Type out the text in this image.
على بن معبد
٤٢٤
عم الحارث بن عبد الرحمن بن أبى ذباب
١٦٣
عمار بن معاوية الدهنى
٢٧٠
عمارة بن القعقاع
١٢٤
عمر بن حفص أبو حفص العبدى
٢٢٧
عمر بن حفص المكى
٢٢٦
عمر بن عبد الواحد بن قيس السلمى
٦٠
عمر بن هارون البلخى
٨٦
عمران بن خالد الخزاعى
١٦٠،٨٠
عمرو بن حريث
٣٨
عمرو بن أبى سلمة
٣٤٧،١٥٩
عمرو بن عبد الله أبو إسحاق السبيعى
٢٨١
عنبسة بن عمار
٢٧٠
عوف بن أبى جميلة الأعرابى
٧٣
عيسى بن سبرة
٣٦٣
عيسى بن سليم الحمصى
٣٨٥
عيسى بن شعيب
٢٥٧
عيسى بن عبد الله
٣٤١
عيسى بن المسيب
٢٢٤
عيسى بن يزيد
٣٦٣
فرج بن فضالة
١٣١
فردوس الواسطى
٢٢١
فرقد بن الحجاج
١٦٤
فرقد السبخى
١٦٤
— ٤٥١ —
● ● ● ● ●
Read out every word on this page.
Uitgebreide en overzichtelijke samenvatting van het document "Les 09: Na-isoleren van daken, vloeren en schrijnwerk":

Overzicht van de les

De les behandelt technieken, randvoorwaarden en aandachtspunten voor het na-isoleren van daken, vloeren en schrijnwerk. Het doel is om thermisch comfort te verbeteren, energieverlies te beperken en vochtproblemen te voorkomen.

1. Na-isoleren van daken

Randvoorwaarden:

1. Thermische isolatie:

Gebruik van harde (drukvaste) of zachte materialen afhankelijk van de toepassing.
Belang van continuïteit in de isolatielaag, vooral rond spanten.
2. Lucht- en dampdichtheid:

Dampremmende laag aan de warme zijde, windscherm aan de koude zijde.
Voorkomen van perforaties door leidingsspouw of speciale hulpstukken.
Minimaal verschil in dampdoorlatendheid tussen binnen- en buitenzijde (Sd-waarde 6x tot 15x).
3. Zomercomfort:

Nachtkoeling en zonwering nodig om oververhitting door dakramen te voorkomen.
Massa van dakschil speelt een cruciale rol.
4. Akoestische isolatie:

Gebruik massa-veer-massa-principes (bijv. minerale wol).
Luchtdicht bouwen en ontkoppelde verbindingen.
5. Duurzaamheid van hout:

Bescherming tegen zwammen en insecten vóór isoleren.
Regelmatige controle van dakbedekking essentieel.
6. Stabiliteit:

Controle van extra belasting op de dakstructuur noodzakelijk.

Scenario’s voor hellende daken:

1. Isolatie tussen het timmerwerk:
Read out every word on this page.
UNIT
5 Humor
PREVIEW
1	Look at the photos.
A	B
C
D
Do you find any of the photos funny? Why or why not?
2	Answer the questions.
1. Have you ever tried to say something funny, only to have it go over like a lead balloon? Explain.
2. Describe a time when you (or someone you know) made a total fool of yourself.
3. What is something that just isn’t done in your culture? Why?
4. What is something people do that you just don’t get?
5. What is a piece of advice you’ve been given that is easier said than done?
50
● ● ● ● ●
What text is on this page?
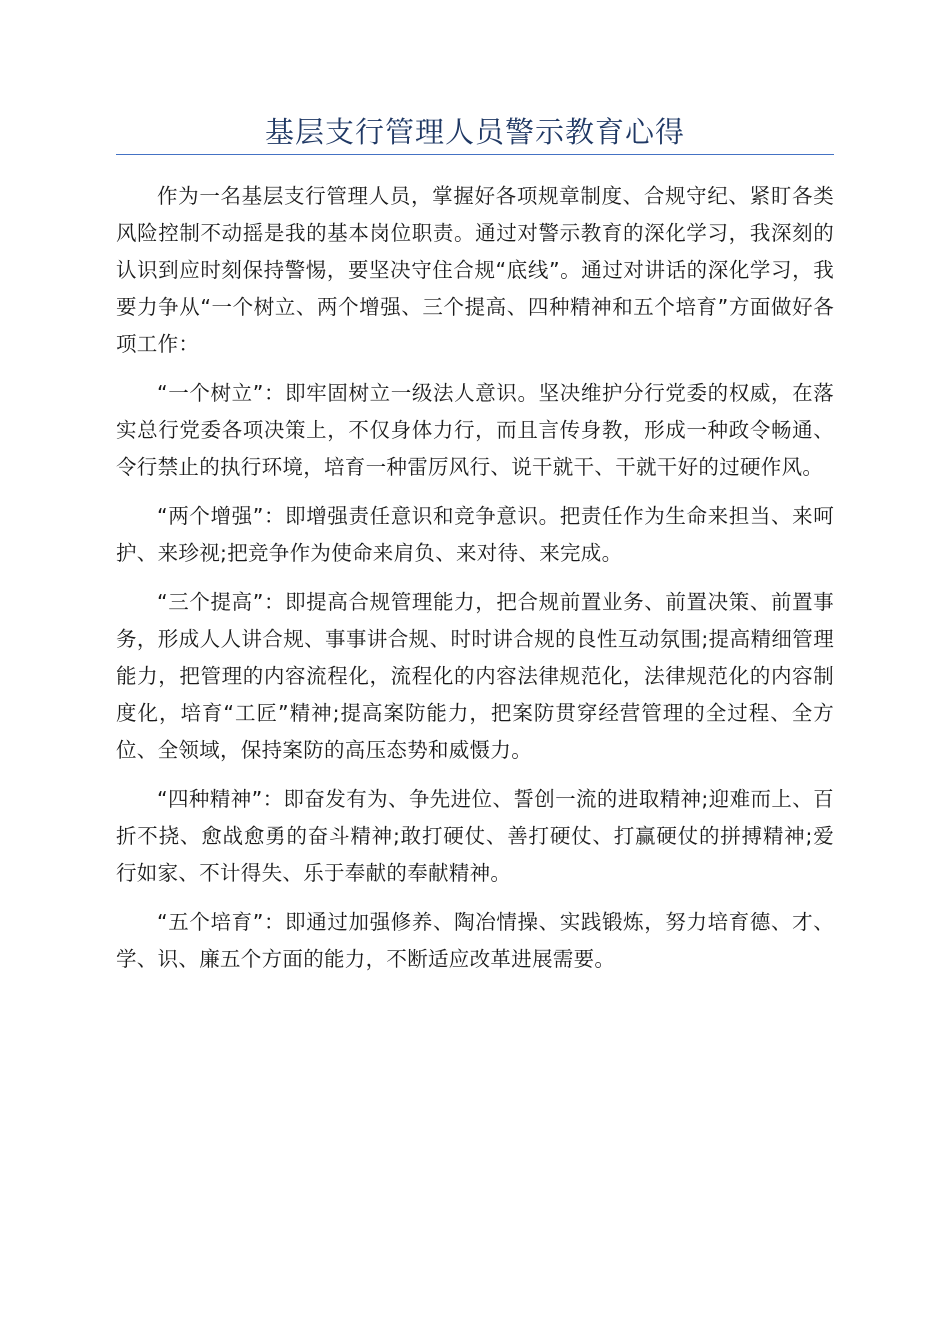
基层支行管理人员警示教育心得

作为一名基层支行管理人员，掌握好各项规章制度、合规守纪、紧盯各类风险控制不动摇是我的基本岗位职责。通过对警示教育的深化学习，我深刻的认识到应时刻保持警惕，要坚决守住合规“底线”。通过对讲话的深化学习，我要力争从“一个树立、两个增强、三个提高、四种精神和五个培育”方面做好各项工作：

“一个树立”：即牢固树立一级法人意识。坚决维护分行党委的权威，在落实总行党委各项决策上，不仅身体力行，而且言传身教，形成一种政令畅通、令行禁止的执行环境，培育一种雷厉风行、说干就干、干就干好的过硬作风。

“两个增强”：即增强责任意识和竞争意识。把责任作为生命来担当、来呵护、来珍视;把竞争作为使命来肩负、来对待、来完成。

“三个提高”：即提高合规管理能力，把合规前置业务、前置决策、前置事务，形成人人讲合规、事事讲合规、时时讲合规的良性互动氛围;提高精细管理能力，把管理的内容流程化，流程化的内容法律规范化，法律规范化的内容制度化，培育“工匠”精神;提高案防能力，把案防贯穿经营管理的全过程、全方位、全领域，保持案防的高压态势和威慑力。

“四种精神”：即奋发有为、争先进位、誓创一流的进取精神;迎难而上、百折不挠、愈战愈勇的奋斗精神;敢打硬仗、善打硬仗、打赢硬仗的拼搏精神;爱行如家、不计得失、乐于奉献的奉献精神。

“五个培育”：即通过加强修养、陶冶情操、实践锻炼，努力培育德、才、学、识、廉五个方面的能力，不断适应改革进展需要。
● ● ● ● ●
### WHAT THE TASK ASKS
Filter the entries down to the lines containing "isoleren". Copy each of those lines.

### EXPECTED ANSWER
Uitgebreide en overzichtelijke samenvatting van het document "Les 09: Na-isoleren van daken, vloeren en schrijnwerk":
De les behandelt technieken, randvoorwaarden en aandachtspunten voor het na-isoleren van daken, vloeren en schrijnwerk. Het doel is om thermisch comfort te verbeteren, energieverlies te beperken en vochtproblemen te voorkomen.
1. Na-isoleren van daken
Bescherming tegen zwammen en insecten vóór isoleren.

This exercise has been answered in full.